= EXERCISE =
Copy out all lines of the records in which the word "города" appears.

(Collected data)
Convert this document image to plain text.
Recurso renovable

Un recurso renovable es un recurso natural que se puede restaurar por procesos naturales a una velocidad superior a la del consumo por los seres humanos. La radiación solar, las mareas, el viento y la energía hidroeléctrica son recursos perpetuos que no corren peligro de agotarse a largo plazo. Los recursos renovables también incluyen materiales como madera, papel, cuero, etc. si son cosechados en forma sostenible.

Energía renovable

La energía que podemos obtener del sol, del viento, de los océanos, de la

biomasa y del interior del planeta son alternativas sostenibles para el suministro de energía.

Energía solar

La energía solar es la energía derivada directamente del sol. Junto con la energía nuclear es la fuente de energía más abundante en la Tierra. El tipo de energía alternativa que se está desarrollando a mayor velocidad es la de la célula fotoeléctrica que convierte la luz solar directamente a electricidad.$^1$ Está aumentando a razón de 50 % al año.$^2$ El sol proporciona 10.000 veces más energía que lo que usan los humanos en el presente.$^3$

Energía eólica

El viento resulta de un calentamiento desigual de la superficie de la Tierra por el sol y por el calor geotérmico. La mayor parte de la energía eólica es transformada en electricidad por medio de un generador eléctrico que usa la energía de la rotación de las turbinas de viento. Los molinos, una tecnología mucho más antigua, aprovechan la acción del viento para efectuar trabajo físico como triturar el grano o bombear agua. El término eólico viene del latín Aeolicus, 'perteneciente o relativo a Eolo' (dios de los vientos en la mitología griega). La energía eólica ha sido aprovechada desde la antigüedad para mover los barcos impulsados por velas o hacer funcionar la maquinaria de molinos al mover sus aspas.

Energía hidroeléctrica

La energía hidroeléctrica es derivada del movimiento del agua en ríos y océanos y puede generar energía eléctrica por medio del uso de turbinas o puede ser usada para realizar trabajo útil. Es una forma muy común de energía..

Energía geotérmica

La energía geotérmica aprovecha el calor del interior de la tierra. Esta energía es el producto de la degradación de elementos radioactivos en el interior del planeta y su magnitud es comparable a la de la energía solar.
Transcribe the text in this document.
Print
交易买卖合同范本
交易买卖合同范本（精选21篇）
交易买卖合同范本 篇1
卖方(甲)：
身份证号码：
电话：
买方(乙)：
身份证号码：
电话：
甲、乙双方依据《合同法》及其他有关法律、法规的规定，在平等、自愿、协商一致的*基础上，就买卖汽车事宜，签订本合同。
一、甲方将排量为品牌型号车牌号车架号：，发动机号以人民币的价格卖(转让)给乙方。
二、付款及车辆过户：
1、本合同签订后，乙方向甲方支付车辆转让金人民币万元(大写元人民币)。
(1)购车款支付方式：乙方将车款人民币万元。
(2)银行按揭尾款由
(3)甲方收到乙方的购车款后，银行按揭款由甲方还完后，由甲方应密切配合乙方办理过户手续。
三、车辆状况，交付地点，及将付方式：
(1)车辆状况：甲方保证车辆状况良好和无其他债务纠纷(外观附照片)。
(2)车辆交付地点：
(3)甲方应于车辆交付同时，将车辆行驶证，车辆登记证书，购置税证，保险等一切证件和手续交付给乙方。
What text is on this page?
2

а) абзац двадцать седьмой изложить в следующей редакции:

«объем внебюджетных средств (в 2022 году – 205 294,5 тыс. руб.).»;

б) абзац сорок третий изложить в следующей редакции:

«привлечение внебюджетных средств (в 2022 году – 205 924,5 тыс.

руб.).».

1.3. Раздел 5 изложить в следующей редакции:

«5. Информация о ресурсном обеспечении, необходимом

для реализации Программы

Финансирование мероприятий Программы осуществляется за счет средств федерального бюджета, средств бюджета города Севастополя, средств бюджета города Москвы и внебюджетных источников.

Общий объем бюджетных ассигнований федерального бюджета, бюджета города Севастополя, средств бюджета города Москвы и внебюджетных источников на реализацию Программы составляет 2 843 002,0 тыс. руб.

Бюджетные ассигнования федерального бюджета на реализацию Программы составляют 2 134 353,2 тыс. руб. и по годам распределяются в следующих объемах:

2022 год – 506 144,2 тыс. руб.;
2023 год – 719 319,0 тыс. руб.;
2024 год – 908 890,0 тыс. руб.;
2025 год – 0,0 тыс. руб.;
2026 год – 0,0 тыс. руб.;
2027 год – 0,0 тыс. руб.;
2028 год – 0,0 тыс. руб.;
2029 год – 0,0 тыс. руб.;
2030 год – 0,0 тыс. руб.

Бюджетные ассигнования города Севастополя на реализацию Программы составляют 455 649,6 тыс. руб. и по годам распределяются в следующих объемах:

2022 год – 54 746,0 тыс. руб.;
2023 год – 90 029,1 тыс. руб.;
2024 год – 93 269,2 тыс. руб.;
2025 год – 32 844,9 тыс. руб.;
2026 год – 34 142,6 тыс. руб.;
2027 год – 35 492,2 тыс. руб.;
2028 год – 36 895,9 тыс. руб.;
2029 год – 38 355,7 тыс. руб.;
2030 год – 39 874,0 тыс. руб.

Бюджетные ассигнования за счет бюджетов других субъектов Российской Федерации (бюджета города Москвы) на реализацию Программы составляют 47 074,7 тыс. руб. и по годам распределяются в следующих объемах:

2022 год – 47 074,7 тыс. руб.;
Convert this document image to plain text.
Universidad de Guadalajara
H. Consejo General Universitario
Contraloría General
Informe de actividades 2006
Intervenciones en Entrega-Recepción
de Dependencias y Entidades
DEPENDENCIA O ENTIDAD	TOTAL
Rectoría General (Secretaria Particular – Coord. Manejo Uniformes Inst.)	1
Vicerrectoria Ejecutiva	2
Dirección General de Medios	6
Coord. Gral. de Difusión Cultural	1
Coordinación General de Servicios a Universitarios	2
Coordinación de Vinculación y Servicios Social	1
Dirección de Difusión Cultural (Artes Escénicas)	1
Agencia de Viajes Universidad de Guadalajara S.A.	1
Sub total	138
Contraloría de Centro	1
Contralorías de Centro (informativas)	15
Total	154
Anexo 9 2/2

= FINAL RESULT =
Финансирование мероприятий Программы осуществляется за счет средств федерального бюджета, средств бюджета города Севастополя, средств бюджета города Москвы и внебюджетных источников.
Общий объем бюджетных ассигнований федерального бюджета, бюджета города Севастополя, средств бюджета города Москвы и внебюджетных источников на реализацию Программы составляет 2 843 002,0 тыс. руб.
Бюджетные ассигнования города Севастополя на реализацию Программы составляют 455 649,6 тыс. руб. и по годам распределяются в следующих объемах:
Бюджетные ассигнования за счет бюджетов других субъектов Российской Федерации (бюджета города Москвы) на реализацию Программы составляют 47 074,7 тыс. руб. и по годам распределяются в следующих объемах:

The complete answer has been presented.